— begin —
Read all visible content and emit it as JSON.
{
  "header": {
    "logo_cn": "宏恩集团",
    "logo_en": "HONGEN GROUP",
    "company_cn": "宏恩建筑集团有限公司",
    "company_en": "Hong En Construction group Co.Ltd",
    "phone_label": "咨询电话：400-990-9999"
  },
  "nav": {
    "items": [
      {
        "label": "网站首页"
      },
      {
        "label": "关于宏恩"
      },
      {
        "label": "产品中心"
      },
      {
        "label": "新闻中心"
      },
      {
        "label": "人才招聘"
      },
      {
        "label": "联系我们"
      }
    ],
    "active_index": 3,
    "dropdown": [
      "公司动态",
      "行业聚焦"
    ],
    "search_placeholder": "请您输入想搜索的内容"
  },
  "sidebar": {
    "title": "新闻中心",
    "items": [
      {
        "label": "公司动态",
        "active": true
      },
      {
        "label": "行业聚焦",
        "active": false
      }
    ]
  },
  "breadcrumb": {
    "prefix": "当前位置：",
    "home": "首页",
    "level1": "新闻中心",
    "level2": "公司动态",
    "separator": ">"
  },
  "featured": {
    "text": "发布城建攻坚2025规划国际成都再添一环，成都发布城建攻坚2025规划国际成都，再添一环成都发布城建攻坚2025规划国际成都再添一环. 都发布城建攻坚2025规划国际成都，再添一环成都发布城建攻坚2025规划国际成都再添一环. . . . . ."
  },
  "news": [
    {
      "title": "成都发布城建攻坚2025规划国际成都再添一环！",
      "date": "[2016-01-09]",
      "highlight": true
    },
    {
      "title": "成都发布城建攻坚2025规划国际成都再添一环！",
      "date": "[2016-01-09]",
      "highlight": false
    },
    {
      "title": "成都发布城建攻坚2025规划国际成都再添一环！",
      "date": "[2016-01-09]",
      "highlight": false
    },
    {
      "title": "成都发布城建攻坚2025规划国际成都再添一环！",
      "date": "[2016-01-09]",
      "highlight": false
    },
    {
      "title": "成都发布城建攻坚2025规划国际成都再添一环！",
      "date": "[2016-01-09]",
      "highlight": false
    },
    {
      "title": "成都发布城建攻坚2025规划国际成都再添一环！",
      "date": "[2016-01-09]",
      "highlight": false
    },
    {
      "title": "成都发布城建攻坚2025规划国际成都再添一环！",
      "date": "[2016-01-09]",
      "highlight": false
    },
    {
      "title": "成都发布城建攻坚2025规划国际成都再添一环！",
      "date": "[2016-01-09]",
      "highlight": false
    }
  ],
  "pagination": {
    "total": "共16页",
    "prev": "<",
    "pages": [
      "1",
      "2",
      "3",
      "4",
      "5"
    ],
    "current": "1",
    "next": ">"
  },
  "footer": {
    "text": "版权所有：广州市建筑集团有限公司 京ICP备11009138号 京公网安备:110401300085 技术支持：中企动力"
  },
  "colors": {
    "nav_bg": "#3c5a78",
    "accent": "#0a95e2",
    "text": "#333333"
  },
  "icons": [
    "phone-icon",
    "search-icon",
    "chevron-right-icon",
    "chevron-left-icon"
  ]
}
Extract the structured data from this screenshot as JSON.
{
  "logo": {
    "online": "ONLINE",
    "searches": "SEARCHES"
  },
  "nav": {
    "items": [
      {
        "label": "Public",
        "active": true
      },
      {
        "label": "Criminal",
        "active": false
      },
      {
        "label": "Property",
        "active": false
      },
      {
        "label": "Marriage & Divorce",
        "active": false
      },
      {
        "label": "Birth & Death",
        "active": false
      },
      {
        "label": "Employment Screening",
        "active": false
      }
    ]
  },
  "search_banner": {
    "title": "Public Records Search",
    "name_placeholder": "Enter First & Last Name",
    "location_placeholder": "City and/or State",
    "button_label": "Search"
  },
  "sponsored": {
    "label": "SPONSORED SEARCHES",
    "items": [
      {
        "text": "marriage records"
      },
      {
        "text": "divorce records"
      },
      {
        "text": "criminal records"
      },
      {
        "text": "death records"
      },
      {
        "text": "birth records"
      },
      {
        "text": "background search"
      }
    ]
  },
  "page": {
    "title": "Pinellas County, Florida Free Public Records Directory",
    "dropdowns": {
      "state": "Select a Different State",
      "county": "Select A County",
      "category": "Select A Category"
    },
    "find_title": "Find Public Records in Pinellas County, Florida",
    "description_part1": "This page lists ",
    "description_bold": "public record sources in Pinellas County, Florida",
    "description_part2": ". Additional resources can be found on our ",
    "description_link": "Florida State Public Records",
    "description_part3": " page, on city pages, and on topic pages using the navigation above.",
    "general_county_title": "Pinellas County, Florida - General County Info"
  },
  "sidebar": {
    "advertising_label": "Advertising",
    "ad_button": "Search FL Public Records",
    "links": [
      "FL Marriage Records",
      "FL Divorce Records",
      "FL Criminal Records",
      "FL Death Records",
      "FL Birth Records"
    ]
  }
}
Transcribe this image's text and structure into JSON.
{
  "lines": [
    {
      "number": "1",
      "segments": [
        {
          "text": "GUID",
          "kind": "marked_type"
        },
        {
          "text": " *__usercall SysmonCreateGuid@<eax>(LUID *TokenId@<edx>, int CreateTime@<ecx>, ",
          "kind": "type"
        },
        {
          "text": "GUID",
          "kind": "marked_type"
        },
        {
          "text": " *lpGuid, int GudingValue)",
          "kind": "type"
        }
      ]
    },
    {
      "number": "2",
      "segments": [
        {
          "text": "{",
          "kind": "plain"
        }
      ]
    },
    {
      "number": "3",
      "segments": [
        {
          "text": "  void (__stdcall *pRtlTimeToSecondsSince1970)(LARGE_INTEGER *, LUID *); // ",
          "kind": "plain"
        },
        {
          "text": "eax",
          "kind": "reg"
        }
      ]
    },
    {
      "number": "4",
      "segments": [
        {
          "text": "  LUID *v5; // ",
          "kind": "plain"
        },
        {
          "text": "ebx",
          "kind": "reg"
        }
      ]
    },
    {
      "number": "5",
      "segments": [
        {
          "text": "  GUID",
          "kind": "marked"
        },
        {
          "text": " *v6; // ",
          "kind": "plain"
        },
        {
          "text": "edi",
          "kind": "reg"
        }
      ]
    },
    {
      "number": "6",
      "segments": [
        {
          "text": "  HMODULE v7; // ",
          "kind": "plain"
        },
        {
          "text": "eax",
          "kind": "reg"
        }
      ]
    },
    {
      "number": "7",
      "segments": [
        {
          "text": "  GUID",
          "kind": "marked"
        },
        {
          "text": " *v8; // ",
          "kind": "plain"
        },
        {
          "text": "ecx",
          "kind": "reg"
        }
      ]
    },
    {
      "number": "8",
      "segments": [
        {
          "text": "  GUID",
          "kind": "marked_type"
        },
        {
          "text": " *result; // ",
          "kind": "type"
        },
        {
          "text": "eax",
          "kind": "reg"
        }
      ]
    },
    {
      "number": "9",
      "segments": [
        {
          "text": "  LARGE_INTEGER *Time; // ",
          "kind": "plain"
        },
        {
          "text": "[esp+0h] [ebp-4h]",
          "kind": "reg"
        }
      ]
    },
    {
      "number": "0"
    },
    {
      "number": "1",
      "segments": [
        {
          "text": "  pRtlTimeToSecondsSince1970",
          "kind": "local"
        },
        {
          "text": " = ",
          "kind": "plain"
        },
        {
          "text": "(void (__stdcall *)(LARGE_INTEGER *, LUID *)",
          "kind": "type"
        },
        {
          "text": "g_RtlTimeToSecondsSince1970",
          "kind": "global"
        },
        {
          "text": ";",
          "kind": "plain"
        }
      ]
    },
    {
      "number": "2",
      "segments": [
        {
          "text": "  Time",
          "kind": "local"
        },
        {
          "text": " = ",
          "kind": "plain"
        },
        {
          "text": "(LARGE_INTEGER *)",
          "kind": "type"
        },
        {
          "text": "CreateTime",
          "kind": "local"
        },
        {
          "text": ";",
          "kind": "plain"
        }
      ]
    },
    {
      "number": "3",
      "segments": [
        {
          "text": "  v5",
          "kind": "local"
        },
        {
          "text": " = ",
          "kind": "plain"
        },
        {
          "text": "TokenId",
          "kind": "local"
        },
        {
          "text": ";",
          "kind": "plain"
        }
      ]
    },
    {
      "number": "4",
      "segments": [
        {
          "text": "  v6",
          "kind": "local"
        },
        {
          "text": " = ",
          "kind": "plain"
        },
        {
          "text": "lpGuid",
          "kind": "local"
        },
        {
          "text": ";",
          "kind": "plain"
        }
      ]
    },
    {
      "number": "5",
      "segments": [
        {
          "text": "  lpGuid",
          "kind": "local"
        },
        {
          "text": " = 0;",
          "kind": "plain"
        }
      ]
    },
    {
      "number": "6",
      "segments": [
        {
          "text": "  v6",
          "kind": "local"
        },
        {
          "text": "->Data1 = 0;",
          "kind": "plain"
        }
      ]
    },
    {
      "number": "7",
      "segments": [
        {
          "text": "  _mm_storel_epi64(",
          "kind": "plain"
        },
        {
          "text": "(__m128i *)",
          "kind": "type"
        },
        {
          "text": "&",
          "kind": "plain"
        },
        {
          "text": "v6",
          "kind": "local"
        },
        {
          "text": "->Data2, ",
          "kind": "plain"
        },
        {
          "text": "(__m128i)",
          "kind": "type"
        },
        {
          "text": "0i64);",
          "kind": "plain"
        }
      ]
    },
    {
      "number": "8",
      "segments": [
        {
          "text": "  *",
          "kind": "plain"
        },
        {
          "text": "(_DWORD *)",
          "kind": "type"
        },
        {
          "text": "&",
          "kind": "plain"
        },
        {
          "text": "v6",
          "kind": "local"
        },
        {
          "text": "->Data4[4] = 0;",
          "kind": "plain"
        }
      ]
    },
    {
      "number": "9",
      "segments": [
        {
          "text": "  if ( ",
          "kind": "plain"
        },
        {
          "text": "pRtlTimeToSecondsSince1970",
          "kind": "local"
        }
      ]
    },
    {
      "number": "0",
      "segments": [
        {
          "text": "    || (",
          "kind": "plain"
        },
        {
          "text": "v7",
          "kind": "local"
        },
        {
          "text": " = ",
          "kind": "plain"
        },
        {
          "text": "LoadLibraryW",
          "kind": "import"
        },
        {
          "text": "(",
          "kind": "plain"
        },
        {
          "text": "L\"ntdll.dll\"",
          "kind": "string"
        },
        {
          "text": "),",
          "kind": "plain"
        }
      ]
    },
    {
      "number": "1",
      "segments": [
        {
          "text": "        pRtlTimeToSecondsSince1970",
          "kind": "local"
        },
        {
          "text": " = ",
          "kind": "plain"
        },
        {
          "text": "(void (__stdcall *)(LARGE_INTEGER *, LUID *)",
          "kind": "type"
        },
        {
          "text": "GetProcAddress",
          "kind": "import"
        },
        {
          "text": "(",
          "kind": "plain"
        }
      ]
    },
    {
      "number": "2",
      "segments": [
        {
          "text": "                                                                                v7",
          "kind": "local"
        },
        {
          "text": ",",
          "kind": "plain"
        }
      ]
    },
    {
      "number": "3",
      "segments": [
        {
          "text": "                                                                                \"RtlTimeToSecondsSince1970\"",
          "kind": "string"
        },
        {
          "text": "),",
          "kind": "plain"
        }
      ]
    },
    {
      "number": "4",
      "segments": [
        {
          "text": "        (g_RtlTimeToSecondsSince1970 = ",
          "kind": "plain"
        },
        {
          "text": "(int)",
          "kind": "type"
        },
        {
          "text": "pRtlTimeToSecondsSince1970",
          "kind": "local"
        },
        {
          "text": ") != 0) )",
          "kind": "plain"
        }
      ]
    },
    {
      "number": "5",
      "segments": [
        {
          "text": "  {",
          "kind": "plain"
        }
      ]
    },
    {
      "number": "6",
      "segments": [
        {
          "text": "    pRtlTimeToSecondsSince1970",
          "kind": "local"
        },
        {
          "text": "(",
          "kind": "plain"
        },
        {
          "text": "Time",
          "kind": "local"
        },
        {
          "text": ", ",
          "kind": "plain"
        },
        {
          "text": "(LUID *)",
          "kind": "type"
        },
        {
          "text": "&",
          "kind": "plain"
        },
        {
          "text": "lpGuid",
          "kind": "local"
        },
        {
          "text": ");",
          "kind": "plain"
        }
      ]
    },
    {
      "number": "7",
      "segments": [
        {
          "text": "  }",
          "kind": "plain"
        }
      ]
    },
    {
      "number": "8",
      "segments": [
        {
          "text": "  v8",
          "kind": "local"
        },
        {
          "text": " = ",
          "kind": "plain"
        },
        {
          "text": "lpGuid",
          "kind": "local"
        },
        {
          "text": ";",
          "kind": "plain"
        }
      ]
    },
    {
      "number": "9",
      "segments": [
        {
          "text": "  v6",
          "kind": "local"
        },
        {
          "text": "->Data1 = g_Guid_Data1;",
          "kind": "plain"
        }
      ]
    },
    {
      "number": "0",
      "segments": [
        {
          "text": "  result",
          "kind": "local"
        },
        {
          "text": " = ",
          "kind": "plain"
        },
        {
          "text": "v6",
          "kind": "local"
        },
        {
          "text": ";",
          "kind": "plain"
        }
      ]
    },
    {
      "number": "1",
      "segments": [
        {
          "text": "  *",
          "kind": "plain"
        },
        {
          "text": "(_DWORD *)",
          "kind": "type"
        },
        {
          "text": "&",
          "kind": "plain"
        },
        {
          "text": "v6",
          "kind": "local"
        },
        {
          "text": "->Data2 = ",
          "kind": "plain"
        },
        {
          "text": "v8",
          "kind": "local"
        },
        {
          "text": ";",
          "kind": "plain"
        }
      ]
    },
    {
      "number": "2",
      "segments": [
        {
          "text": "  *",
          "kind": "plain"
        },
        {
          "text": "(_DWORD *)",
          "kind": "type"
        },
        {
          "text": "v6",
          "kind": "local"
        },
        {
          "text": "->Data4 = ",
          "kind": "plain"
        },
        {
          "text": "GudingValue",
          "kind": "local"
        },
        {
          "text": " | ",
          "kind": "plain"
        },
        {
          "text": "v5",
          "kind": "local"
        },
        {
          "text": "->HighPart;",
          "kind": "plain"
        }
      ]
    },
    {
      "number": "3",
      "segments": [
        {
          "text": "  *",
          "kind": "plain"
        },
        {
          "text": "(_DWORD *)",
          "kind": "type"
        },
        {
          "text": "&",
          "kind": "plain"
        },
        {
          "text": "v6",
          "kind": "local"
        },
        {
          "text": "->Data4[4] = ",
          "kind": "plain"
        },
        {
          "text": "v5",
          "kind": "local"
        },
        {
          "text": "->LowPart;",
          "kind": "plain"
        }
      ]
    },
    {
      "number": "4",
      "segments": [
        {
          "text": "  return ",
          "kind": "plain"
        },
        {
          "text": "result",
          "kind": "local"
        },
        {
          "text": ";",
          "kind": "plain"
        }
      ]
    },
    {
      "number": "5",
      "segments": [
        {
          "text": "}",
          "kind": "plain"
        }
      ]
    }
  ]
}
— end —
WHAT THIS TASK INVOLVES →
Copy each line from the records above that includes the string "Pinellas".

WORKED ANSWER →
    "title": "Pinellas County, Florida Free Public Records Directory",
    "find_title": "Find Public Records in Pinellas County, Florida",
    "description_bold": "public record sources in Pinellas County, Florida",
    "general_county_title": "Pinellas County, Florida - General County Info"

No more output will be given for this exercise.